== Given problem ==
Your task is to repeat the listing exactly.

++++++

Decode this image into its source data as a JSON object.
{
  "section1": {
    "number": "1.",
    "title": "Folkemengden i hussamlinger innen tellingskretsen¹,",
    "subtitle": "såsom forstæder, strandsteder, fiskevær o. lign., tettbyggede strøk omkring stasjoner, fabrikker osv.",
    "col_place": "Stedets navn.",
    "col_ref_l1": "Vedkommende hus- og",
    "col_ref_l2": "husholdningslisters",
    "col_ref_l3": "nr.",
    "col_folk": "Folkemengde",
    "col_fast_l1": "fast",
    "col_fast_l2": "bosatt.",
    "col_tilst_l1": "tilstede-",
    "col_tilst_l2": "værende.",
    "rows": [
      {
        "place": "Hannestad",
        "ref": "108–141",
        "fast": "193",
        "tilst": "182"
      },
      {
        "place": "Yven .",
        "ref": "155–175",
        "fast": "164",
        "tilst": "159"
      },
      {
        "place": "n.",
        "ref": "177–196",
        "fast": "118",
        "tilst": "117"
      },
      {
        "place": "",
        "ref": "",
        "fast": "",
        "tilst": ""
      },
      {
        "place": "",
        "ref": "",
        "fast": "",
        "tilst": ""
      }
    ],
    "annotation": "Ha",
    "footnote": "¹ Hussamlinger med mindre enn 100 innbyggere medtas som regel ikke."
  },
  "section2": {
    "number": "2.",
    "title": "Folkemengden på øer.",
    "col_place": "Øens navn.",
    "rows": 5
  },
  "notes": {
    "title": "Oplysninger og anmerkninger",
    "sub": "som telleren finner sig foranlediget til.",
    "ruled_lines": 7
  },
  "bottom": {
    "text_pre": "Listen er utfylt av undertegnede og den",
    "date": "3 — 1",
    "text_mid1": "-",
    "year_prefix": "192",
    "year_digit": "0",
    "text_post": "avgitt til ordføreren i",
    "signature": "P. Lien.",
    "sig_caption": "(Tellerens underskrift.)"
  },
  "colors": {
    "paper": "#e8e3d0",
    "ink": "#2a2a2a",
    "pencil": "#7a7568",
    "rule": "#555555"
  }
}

++++++

== Output for this task ==
Decode this image into its source data as a JSON object.
{
  "section1": {
    "number": "1.",
    "title": "Folkemengden i hussamlinger innen tellingskretsen¹,",
    "subtitle": "såsom forstæder, strandsteder, fiskevær o. lign., tettbyggede strøk omkring stasjoner, fabrikker osv.",
    "col_place": "Stedets navn.",
    "col_ref_l1": "Vedkommende hus- og",
    "col_ref_l2": "husholdningslisters",
    "col_ref_l3": "nr.",
    "col_folk": "Folkemengde",
    "col_fast_l1": "fast",
    "col_fast_l2": "bosatt.",
    "col_tilst_l1": "tilstede-",
    "col_tilst_l2": "værende.",
    "rows": [
      {
        "place": "Hannestad",
        "ref": "108–141",
        "fast": "193",
        "tilst": "182"
      },
      {
        "place": "Yven .",
        "ref": "155–175",
        "fast": "164",
        "tilst": "159"
      },
      {
        "place": "n.",
        "ref": "177–196",
        "fast": "118",
        "tilst": "117"
      },
      {
        "place": "",
        "ref": "",
        "fast": "",
        "tilst": ""
      },
      {
        "place": "",
        "ref": "",
        "fast": "",
        "tilst": ""
      }
    ],
    "annotation": "Ha",
    "footnote": "¹ Hussamlinger med mindre enn 100 innbyggere medtas som regel ikke."
  },
  "section2": {
    "number": "2.",
    "title": "Folkemengden på øer.",
    "col_place": "Øens navn.",
    "rows": 5
  },
  "notes": {
    "title": "Oplysninger og anmerkninger",
    "sub": "som telleren finner sig foranlediget til.",
    "ruled_lines": 7
  },
  "bottom": {
    "text_pre": "Listen er utfylt av undertegnede og den",
    "date": "3 — 1",
    "text_mid1": "-",
    "year_prefix": "192",
    "year_digit": "0",
    "text_post": "avgitt til ordføreren i",
    "signature": "P. Lien.",
    "sig_caption": "(Tellerens underskrift.)"
  },
  "colors": {
    "paper": "#e8e3d0",
    "ink": "#2a2a2a",
    "pencil": "#7a7568",
    "rule": "#555555"
  }
}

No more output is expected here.